◆ **A block of data**:
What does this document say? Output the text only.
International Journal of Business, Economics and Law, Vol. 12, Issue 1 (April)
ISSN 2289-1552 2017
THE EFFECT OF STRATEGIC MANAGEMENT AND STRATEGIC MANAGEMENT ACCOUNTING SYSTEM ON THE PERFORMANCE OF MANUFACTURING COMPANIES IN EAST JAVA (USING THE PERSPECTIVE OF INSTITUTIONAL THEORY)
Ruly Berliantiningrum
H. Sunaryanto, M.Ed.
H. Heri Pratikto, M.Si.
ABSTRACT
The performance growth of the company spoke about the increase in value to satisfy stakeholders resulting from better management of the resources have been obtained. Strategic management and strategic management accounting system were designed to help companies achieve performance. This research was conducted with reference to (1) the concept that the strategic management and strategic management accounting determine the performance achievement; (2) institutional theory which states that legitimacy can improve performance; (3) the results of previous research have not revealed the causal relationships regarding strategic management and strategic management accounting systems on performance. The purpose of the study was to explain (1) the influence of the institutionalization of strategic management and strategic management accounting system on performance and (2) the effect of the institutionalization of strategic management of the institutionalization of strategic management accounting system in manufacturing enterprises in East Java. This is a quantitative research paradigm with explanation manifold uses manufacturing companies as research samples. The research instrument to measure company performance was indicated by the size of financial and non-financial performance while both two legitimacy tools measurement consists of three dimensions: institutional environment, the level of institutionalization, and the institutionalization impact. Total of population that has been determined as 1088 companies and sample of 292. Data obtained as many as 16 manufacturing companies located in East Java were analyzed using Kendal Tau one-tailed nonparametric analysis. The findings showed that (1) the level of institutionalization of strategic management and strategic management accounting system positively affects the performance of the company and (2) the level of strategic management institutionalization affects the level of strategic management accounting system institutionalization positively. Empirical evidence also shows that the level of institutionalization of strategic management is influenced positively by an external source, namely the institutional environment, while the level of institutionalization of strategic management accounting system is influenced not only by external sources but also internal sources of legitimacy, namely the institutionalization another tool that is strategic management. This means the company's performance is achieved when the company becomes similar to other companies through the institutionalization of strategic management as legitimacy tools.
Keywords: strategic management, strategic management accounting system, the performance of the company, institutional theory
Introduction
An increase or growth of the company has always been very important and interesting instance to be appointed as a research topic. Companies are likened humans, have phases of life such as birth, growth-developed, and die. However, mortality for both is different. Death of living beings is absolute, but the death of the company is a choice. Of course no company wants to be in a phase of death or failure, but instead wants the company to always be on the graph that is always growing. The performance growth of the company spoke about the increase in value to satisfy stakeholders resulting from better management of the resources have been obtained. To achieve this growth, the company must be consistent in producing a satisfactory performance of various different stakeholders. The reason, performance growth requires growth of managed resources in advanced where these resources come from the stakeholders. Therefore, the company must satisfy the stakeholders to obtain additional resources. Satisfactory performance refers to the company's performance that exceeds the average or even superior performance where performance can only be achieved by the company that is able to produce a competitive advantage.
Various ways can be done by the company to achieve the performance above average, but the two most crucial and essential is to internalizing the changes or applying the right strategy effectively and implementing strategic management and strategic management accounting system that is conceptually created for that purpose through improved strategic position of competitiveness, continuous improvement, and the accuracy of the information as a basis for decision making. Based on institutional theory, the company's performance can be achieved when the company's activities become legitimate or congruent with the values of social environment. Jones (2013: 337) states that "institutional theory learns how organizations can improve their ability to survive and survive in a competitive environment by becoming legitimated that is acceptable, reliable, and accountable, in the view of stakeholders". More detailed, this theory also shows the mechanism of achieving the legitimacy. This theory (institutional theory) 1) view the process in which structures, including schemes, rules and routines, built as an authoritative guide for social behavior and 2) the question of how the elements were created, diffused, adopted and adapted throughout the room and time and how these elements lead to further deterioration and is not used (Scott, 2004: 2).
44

◆ **AIM**: Write out the records above again, keeping each one identical to the original.

◆ **PROBLEM SOLUTION**:
What does this document say? Output the text only.
International Journal of Business, Economics and Law, Vol. 12, Issue 1 (April)
ISSN 2289-1552 2017
THE EFFECT OF STRATEGIC MANAGEMENT AND STRATEGIC MANAGEMENT ACCOUNTING SYSTEM ON THE PERFORMANCE OF MANUFACTURING COMPANIES IN EAST JAVA (USING THE PERSPECTIVE OF INSTITUTIONAL THEORY)
Ruly Berliantiningrum
H. Sunaryanto, M.Ed.
H. Heri Pratikto, M.Si.
ABSTRACT
The performance growth of the company spoke about the increase in value to satisfy stakeholders resulting from better management of the resources have been obtained. Strategic management and strategic management accounting system were designed to help companies achieve performance. This research was conducted with reference to (1) the concept that the strategic management and strategic management accounting determine the performance achievement; (2) institutional theory which states that legitimacy can improve performance; (3) the results of previous research have not revealed the causal relationships regarding strategic management and strategic management accounting systems on performance. The purpose of the study was to explain (1) the influence of the institutionalization of strategic management and strategic management accounting system on performance and (2) the effect of the institutionalization of strategic management of the institutionalization of strategic management accounting system in manufacturing enterprises in East Java. This is a quantitative research paradigm with explanation manifold uses manufacturing companies as research samples. The research instrument to measure company performance was indicated by the size of financial and non-financial performance while both two legitimacy tools measurement consists of three dimensions: institutional environment, the level of institutionalization, and the institutionalization impact. Total of population that has been determined as 1088 companies and sample of 292. Data obtained as many as 16 manufacturing companies located in East Java were analyzed using Kendal Tau one-tailed nonparametric analysis. The findings showed that (1) the level of institutionalization of strategic management and strategic management accounting system positively affects the performance of the company and (2) the level of strategic management institutionalization affects the level of strategic management accounting system institutionalization positively. Empirical evidence also shows that the level of institutionalization of strategic management is influenced positively by an external source, namely the institutional environment, while the level of institutionalization of strategic management accounting system is influenced not only by external sources but also internal sources of legitimacy, namely the institutionalization another tool that is strategic management. This means the company's performance is achieved when the company becomes similar to other companies through the institutionalization of strategic management as legitimacy tools.
Keywords: strategic management, strategic management accounting system, the performance of the company, institutional theory
Introduction
An increase or growth of the company has always been very important and interesting instance to be appointed as a research topic. Companies are likened humans, have phases of life such as birth, growth-developed, and die. However, mortality for both is different. Death of living beings is absolute, but the death of the company is a choice. Of course no company wants to be in a phase of death or failure, but instead wants the company to always be on the graph that is always growing. The performance growth of the company spoke about the increase in value to satisfy stakeholders resulting from better management of the resources have been obtained. To achieve this growth, the company must be consistent in producing a satisfactory performance of various different stakeholders. The reason, performance growth requires growth of managed resources in advanced where these resources come from the stakeholders. Therefore, the company must satisfy the stakeholders to obtain additional resources. Satisfactory performance refers to the company's performance that exceeds the average or even superior performance where performance can only be achieved by the company that is able to produce a competitive advantage.
Various ways can be done by the company to achieve the performance above average, but the two most crucial and essential is to internalizing the changes or applying the right strategy effectively and implementing strategic management and strategic management accounting system that is conceptually created for that purpose through improved strategic position of competitiveness, continuous improvement, and the accuracy of the information as a basis for decision making. Based on institutional theory, the company's performance can be achieved when the company's activities become legitimate or congruent with the values of social environment. Jones (2013: 337) states that "institutional theory learns how organizations can improve their ability to survive and survive in a competitive environment by becoming legitimated that is acceptable, reliable, and accountable, in the view of stakeholders". More detailed, this theory also shows the mechanism of achieving the legitimacy. This theory (institutional theory) 1) view the process in which structures, including schemes, rules and routines, built as an authoritative guide for social behavior and 2) the question of how the elements were created, diffused, adopted and adapted throughout the room and time and how these elements lead to further deterioration and is not used (Scott, 2004: 2).
44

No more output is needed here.